§ Instruction: Wherever the string "Video" appears in the listing, copy that line.

§ Records shown:
☆ ☆ ☆

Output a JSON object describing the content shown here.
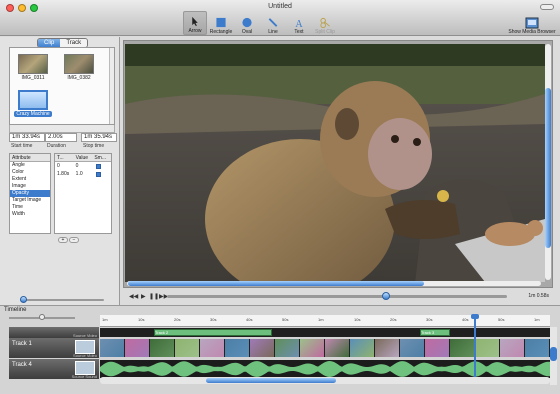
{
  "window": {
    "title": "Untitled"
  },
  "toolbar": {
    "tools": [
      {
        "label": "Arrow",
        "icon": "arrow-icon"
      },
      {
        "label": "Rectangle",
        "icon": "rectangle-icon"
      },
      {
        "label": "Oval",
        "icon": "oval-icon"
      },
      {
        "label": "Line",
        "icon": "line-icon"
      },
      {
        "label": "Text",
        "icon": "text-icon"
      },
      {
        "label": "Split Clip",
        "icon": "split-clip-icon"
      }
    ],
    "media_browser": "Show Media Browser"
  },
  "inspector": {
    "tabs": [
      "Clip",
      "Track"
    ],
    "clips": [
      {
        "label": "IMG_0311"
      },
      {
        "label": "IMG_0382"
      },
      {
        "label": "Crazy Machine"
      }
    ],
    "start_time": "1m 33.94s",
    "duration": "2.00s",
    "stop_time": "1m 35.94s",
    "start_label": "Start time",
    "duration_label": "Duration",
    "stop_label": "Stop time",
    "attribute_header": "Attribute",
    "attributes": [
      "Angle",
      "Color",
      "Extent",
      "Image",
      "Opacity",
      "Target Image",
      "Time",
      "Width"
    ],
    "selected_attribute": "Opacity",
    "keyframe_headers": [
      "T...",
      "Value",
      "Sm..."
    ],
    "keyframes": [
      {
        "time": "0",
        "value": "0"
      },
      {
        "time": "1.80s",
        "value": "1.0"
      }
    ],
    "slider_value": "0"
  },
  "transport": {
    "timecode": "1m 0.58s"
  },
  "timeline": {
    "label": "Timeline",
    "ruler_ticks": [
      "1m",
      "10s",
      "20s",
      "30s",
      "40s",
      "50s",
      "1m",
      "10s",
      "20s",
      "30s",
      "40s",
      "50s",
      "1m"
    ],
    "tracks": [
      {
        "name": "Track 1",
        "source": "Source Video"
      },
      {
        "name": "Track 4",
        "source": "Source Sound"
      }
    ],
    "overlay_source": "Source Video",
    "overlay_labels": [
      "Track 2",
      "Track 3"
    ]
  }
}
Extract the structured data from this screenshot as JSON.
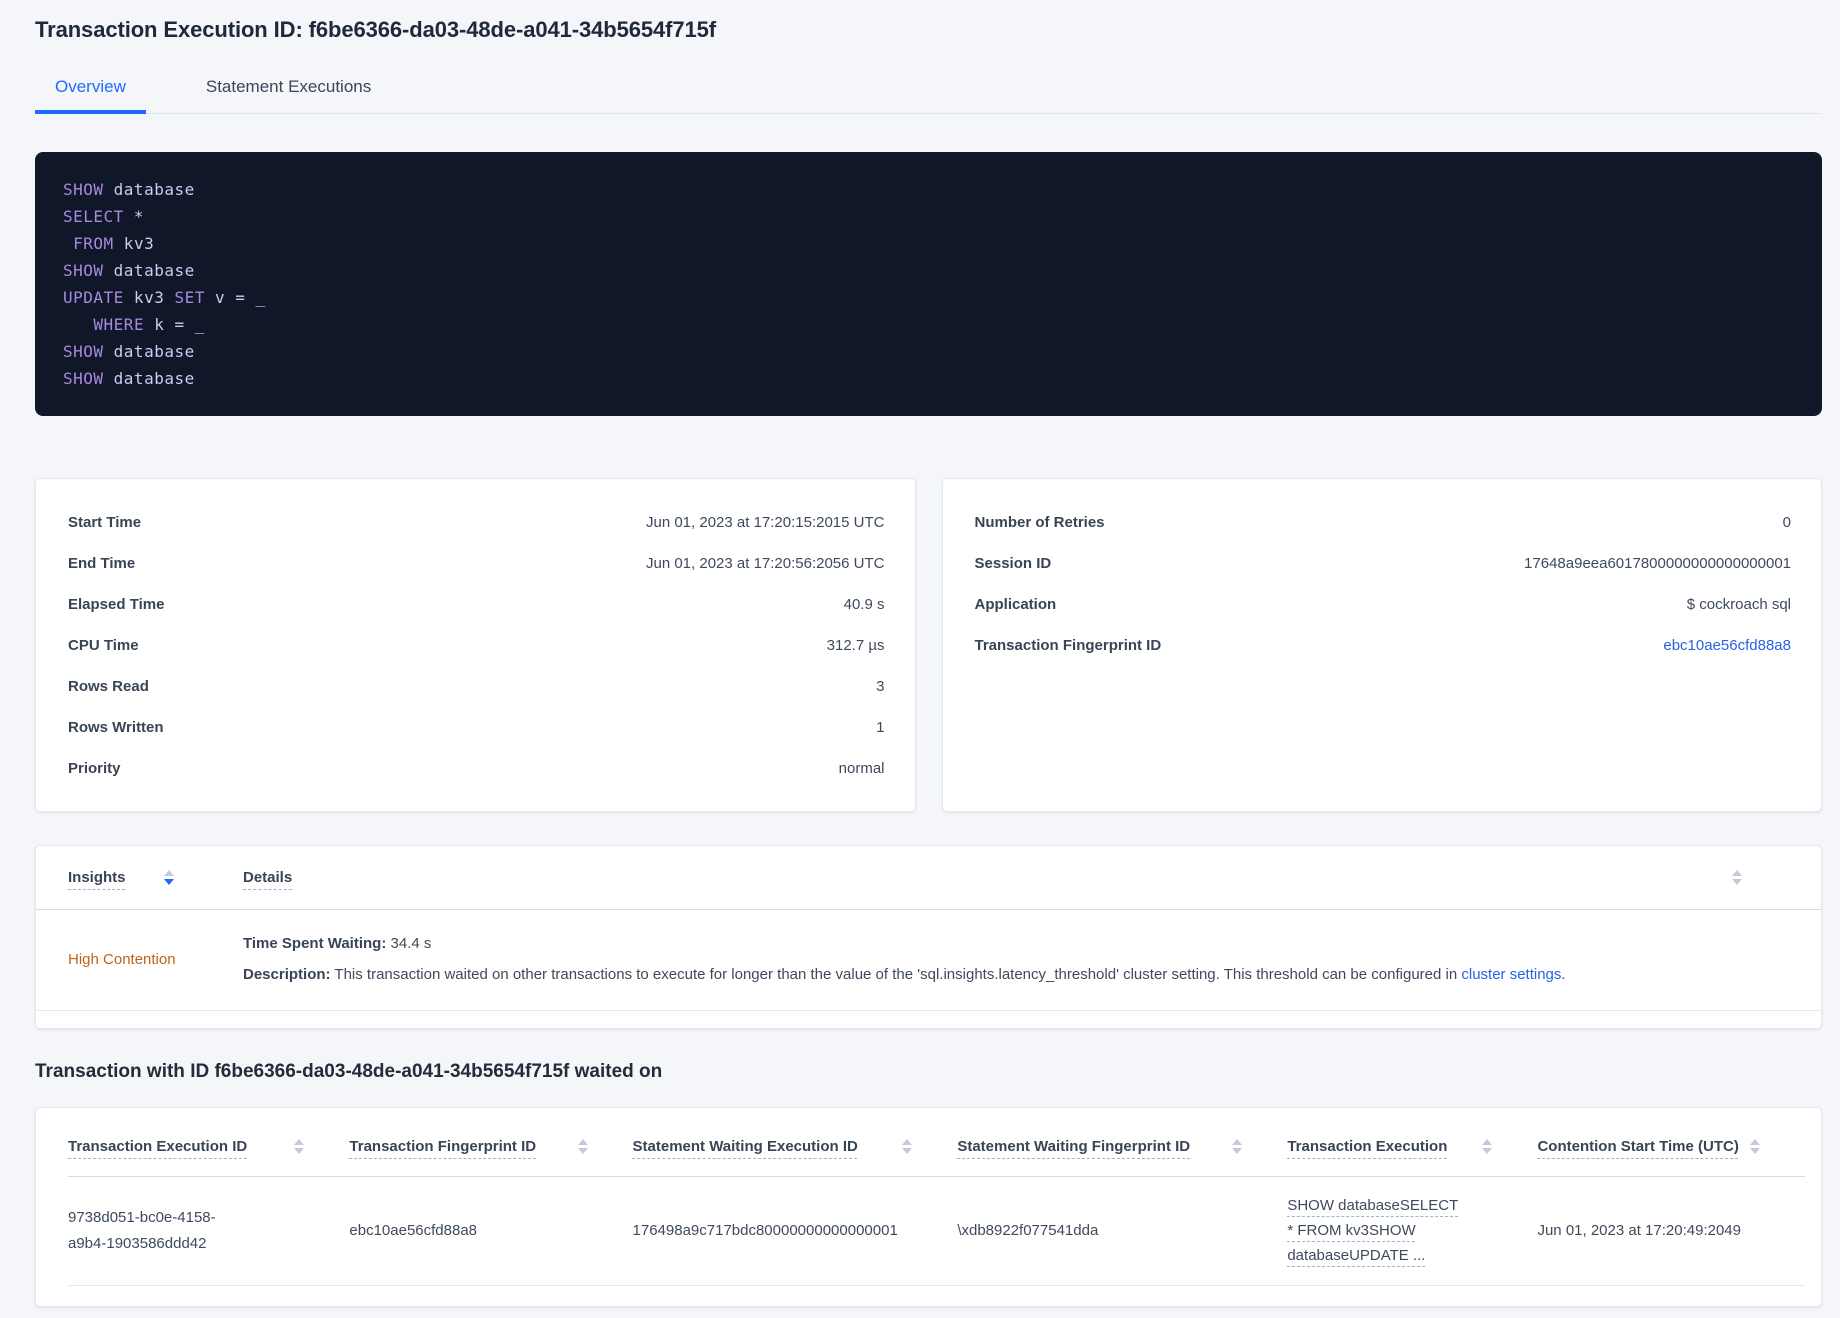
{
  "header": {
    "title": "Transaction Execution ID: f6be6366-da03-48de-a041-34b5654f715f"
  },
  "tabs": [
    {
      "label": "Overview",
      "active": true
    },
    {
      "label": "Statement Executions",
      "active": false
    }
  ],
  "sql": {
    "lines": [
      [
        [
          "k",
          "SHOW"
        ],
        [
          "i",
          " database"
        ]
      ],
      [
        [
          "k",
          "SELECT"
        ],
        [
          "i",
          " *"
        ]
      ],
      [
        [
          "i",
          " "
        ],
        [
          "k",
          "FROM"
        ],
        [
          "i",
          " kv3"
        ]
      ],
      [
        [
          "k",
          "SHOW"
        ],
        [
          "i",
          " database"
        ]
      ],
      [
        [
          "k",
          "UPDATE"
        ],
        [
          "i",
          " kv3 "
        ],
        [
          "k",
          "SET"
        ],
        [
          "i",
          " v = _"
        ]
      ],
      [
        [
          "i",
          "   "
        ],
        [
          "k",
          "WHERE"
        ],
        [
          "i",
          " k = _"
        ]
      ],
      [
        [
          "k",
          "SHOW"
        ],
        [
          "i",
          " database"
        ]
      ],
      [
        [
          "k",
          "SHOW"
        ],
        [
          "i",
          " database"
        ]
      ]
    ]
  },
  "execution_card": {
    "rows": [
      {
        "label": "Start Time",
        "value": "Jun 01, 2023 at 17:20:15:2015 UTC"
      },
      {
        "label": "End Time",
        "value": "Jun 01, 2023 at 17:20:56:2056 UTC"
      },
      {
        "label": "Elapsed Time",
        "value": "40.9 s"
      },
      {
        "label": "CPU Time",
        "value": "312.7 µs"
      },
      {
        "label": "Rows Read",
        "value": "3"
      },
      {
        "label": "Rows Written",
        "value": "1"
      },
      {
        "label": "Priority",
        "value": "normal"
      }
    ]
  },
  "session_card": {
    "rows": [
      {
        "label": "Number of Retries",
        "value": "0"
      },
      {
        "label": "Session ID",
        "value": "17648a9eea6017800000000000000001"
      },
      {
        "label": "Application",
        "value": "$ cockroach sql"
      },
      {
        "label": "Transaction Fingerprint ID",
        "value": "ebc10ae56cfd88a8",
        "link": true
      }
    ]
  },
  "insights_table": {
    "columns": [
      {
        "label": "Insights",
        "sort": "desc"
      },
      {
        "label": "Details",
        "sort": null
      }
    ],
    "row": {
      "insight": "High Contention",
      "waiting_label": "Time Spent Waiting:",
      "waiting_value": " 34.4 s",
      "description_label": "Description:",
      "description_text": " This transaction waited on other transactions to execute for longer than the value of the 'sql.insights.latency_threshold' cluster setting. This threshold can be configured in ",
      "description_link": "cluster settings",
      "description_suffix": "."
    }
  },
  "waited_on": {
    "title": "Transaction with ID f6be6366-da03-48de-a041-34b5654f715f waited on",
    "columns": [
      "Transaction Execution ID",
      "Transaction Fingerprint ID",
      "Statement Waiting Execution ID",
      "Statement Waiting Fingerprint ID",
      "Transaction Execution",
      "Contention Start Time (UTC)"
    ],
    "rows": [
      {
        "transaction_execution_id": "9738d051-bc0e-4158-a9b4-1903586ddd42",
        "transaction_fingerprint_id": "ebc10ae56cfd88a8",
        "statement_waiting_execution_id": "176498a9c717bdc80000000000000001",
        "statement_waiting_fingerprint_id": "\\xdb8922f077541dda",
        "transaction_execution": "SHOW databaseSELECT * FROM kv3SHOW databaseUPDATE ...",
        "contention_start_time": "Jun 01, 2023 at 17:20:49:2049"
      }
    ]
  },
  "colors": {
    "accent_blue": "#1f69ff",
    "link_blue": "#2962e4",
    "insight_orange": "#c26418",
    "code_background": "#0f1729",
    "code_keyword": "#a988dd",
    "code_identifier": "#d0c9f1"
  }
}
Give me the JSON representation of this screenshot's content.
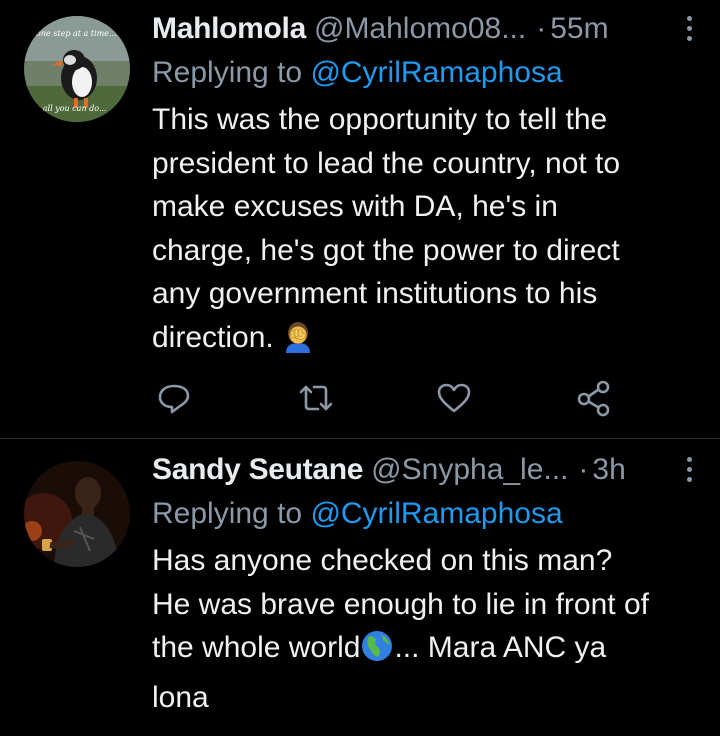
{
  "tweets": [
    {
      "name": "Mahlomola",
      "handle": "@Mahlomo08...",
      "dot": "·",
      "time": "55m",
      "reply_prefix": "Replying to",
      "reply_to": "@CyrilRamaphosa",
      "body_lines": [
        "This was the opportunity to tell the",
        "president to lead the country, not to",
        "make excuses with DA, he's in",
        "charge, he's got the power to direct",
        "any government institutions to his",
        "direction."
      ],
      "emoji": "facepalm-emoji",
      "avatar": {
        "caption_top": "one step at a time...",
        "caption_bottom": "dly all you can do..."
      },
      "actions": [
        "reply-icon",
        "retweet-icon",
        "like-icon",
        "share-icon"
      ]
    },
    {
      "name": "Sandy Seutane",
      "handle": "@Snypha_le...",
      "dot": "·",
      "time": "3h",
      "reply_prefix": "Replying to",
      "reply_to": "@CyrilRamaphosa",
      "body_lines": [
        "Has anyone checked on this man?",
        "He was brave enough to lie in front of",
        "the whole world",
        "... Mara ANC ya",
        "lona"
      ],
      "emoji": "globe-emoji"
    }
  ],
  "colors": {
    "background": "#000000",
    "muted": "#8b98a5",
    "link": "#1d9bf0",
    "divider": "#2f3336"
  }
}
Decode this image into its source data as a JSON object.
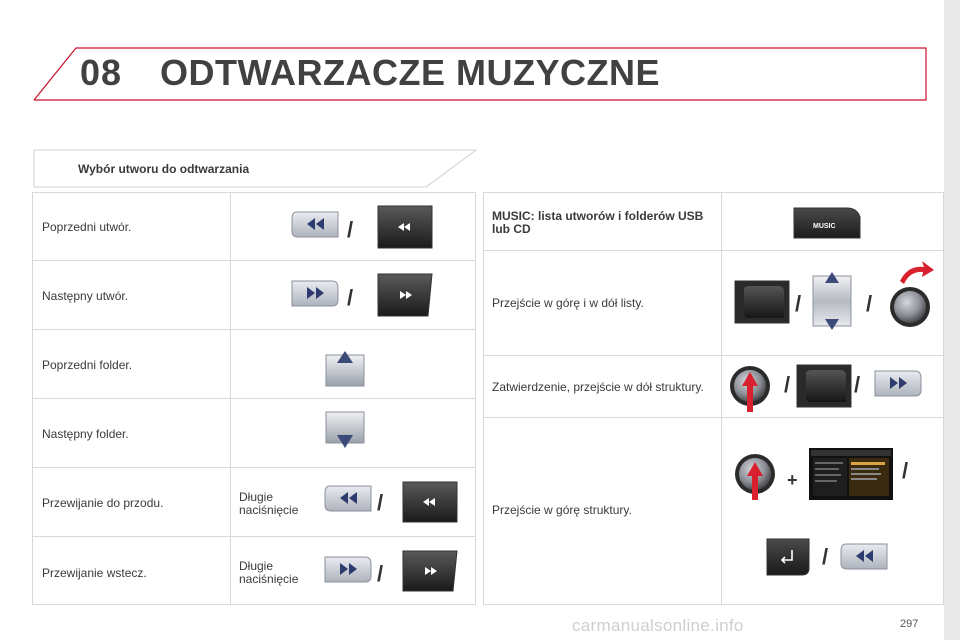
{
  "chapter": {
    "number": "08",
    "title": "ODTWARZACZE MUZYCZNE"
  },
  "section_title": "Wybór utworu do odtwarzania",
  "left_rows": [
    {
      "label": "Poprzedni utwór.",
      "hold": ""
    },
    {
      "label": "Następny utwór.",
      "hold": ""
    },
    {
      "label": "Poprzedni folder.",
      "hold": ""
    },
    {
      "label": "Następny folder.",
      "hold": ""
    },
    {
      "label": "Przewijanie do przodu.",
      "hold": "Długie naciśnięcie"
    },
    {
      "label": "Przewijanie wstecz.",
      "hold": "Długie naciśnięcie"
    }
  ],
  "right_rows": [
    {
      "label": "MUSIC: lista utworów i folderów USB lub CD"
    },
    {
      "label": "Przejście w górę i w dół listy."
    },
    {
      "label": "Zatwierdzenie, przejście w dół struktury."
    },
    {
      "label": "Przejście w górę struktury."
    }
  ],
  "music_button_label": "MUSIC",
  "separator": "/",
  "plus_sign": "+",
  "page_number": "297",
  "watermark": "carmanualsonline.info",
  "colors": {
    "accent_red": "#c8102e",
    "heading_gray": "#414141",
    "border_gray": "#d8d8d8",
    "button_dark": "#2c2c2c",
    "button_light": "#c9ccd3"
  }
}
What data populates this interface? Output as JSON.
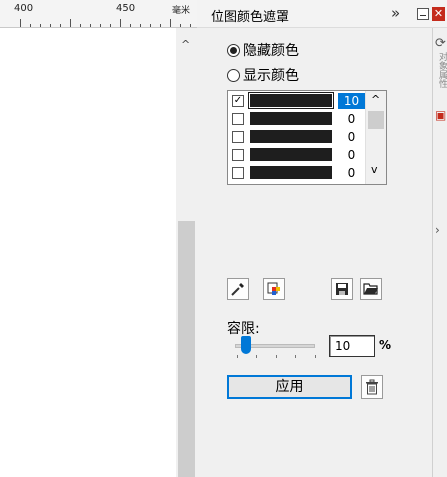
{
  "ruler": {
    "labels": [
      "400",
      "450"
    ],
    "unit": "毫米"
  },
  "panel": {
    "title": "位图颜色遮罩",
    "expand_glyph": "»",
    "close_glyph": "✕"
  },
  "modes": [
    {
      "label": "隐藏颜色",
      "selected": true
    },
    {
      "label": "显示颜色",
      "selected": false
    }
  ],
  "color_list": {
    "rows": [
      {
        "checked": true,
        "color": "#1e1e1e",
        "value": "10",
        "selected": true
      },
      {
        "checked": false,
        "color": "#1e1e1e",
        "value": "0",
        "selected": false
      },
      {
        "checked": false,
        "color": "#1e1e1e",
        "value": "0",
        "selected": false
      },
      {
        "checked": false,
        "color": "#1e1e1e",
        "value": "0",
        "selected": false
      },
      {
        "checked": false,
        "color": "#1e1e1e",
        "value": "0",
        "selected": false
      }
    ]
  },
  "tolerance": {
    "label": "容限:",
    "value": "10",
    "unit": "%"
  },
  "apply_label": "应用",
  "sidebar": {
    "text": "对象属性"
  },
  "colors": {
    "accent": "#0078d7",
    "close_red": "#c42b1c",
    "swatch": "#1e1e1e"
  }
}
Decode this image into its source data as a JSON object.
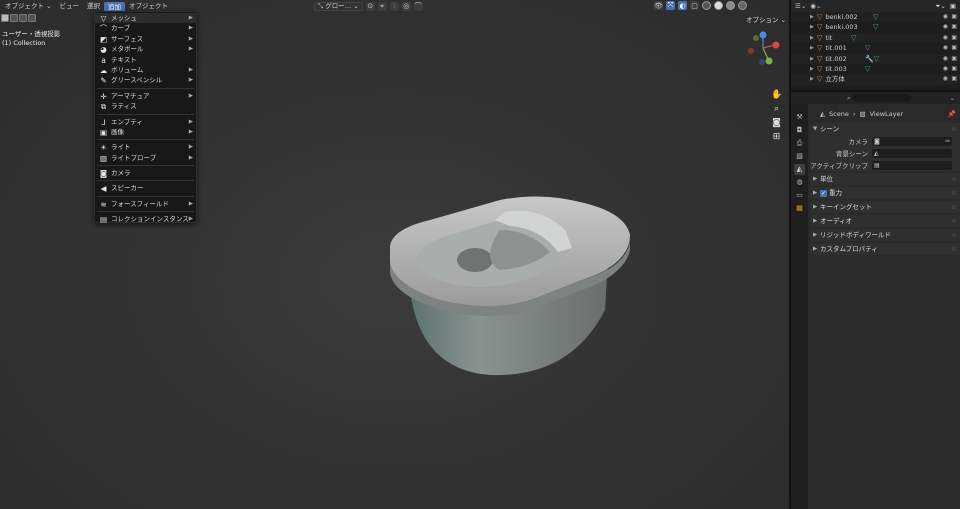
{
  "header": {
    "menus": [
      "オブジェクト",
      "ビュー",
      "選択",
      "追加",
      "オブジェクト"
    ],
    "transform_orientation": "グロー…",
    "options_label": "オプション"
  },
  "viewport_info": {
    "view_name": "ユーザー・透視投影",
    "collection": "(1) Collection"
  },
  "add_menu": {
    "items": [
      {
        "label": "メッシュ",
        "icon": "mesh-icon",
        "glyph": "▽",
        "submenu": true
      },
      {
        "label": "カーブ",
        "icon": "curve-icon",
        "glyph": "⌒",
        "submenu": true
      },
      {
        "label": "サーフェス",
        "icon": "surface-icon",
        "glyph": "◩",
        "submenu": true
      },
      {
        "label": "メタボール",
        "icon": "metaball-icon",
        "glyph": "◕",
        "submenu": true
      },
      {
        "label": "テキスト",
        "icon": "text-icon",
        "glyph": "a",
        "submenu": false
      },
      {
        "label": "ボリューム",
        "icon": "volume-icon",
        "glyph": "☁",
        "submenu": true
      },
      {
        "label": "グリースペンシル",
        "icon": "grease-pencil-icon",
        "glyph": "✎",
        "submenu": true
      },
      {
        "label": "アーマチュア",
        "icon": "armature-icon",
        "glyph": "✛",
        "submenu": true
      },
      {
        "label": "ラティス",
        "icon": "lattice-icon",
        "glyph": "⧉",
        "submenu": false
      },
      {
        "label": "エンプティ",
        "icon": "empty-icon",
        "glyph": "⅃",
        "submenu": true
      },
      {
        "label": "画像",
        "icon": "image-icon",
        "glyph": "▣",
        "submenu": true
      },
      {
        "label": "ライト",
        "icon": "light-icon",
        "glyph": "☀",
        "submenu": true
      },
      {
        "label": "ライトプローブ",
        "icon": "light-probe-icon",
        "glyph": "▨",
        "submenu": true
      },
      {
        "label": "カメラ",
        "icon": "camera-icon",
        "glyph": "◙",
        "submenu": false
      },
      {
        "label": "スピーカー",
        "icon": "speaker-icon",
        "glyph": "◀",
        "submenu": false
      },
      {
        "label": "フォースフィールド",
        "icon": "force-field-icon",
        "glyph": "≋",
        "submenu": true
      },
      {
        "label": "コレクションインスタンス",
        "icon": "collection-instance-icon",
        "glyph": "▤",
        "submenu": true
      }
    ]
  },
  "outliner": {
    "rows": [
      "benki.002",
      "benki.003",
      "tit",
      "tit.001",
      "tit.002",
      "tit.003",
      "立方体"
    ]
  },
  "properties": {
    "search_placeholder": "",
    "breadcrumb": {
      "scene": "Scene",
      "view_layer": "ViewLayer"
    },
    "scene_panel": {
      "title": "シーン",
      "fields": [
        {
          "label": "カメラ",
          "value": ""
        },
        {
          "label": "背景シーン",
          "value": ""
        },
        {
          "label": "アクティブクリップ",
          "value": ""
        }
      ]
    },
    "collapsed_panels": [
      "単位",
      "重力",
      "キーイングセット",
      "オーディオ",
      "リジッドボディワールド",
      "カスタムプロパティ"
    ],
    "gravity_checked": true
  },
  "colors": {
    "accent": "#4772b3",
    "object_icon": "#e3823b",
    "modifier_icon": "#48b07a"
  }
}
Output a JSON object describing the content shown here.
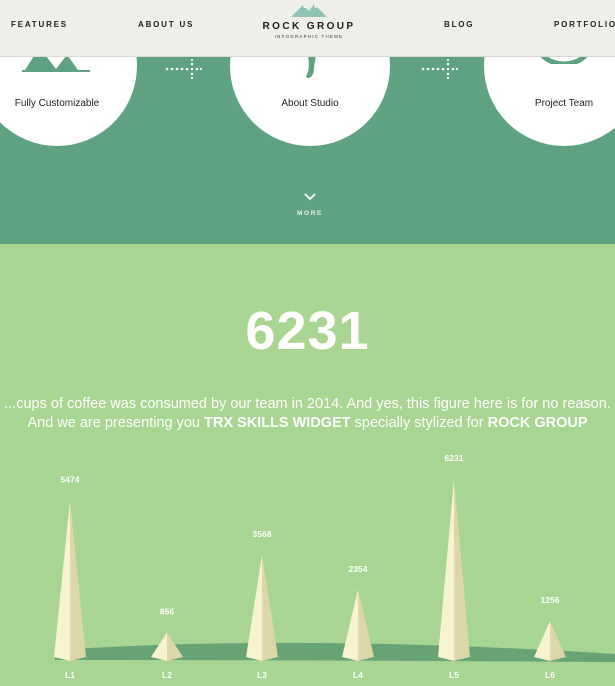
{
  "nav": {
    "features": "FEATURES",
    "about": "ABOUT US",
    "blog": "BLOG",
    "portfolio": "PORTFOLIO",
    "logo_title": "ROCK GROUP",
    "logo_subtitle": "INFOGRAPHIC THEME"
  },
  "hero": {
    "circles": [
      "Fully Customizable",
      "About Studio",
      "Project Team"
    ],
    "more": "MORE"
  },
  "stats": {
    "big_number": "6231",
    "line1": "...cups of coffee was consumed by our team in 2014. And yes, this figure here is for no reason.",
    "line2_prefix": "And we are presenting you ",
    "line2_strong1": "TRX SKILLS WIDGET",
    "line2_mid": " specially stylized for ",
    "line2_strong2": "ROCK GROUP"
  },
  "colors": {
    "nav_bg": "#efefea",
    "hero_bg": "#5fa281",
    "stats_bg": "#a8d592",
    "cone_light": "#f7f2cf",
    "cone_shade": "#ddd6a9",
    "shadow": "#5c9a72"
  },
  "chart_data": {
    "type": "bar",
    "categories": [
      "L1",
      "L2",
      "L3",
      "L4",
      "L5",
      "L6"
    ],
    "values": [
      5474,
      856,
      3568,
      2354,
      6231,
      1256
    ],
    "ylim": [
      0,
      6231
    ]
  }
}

☆ ☆ ☆

§ Written response:
        "source": "Source Video"
    "overlay_source": "Source Video",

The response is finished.